## Start Given entries

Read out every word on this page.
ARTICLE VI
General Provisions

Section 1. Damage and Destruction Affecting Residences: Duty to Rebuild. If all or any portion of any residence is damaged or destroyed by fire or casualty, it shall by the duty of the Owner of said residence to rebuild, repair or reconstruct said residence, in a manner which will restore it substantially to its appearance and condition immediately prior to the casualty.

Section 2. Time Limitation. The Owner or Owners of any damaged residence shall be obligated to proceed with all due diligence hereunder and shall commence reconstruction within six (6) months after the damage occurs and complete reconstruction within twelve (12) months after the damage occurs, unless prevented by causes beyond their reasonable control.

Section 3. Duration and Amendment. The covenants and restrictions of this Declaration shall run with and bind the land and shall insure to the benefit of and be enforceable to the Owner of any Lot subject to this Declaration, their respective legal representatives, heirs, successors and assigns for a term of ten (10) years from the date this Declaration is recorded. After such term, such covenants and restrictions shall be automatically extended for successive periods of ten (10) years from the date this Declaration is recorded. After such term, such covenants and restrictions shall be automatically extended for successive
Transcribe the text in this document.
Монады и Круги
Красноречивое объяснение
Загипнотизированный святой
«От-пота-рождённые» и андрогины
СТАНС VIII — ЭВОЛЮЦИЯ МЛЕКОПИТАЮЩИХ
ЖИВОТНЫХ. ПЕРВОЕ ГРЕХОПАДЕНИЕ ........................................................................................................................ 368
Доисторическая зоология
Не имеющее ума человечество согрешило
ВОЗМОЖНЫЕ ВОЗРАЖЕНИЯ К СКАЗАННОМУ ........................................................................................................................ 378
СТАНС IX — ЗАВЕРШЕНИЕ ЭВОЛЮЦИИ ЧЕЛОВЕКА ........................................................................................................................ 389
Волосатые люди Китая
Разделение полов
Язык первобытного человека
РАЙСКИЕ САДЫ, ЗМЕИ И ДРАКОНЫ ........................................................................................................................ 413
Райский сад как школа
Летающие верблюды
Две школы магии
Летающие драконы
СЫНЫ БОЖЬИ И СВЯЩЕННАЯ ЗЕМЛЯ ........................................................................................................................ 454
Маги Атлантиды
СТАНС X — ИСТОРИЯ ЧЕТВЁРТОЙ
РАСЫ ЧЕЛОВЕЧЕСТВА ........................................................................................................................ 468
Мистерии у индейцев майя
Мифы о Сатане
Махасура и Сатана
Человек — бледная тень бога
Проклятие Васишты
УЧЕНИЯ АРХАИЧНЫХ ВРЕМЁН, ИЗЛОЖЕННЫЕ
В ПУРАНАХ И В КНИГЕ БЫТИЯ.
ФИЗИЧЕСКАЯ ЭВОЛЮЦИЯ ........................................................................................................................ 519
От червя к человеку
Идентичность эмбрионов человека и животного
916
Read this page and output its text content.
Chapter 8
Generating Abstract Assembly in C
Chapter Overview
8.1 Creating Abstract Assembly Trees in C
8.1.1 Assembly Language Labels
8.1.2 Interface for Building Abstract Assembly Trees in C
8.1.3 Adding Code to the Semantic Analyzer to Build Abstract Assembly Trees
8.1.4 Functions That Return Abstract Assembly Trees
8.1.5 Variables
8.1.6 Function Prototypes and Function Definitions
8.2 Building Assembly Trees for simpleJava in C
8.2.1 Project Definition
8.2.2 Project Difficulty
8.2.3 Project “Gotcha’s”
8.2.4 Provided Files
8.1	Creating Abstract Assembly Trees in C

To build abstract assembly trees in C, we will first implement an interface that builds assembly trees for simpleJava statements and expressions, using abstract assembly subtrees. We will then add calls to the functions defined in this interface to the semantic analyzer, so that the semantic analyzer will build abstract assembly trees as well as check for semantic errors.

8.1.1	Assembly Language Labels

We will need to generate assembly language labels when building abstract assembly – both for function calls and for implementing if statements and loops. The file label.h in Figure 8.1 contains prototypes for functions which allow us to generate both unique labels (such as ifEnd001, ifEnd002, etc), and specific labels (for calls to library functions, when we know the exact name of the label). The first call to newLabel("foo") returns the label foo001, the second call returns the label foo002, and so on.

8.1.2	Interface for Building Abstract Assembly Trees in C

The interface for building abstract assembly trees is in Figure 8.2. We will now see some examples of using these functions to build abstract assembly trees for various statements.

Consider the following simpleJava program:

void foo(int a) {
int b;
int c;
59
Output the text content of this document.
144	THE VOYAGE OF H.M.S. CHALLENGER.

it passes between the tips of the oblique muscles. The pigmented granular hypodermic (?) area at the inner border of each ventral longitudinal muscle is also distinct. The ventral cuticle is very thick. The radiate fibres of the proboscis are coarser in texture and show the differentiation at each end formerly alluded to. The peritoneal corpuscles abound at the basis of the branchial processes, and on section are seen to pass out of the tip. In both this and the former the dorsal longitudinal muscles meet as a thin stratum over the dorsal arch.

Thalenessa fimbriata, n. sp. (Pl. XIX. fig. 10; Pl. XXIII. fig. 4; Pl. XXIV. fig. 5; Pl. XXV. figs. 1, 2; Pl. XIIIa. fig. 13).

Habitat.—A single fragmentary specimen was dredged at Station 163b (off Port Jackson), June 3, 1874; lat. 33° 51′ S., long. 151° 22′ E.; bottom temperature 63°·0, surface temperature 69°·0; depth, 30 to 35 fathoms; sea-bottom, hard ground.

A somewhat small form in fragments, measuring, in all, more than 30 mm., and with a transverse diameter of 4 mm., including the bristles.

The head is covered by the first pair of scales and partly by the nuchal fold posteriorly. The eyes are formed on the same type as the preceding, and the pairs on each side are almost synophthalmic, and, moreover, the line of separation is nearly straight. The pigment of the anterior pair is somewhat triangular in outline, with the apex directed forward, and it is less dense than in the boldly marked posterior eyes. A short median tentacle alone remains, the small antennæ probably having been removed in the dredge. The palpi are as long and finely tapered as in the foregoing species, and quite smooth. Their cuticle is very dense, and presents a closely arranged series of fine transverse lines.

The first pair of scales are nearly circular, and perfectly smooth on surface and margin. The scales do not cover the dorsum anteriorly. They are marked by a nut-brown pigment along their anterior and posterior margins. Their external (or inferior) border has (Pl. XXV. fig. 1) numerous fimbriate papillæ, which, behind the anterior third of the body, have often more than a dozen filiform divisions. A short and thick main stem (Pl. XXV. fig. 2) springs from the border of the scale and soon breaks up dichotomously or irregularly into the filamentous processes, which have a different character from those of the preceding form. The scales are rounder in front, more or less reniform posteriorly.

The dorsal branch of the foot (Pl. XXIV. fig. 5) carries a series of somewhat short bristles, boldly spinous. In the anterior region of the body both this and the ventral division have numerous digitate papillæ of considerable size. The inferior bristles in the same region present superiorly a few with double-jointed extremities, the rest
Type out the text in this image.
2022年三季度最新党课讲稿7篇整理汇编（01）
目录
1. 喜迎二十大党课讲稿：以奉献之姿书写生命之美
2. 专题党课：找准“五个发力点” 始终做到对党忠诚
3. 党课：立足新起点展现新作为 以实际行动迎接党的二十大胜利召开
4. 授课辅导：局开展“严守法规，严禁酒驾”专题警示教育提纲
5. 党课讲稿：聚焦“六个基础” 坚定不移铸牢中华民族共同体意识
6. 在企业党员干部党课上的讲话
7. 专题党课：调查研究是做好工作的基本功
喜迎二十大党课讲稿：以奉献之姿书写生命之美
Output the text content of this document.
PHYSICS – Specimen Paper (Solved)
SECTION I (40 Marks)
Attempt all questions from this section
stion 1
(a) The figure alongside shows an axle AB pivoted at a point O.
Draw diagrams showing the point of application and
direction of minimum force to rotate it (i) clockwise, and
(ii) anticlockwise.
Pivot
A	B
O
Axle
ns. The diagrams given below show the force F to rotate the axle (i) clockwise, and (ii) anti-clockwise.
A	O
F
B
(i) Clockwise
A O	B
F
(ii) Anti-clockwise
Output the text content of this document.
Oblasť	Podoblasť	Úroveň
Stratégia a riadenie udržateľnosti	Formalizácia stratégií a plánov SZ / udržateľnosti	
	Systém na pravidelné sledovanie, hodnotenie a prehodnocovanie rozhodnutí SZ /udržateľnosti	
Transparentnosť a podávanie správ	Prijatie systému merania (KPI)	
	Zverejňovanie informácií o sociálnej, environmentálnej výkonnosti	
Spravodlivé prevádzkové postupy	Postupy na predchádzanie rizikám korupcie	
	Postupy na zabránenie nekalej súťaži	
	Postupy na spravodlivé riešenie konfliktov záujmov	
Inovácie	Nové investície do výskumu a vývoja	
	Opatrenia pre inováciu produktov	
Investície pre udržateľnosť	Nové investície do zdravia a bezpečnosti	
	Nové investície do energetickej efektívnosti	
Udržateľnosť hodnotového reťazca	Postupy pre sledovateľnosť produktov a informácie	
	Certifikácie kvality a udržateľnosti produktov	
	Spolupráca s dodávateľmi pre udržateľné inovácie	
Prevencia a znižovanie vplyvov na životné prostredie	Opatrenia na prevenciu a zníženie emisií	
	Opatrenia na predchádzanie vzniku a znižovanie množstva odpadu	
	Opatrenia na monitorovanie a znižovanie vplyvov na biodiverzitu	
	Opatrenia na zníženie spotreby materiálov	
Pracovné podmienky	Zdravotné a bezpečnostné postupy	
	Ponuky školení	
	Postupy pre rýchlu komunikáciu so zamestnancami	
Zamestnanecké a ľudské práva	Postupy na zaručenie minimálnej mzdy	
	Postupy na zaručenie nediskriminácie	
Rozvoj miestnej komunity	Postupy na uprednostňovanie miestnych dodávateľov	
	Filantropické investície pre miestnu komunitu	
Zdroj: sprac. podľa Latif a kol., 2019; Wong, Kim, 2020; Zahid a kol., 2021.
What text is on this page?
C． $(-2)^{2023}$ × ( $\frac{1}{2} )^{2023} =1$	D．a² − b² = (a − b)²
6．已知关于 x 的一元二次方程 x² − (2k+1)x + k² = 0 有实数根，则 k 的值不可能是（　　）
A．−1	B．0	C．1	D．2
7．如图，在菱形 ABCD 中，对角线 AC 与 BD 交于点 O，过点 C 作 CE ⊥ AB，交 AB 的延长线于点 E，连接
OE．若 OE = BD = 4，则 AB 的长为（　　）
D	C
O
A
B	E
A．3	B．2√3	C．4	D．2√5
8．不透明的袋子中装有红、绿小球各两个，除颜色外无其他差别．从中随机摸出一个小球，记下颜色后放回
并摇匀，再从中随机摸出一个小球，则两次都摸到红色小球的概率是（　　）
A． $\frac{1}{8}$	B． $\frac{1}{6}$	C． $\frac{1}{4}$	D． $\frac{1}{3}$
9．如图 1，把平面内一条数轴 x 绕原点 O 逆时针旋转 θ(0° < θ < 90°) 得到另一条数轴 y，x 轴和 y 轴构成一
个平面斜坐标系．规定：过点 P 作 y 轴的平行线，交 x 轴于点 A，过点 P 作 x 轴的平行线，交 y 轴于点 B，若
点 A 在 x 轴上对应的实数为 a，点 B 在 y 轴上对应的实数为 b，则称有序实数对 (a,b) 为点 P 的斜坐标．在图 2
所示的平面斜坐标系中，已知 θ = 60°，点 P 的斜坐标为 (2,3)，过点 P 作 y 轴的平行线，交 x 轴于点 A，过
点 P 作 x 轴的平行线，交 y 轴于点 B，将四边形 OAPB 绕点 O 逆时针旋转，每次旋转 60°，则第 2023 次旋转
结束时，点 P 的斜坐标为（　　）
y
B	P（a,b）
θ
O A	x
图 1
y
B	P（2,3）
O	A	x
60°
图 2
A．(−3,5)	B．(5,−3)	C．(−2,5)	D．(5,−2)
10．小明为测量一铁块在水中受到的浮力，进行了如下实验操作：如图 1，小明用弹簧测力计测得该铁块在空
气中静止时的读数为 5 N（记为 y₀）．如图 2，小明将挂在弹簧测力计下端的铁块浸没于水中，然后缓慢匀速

## End Given entries

### Exercise task
Which lines above hold the word "Creating"? Copy each of them.

### Answer below
8.1 Creating Abstract Assembly Trees in C
8.1	Creating Abstract Assembly Trees in C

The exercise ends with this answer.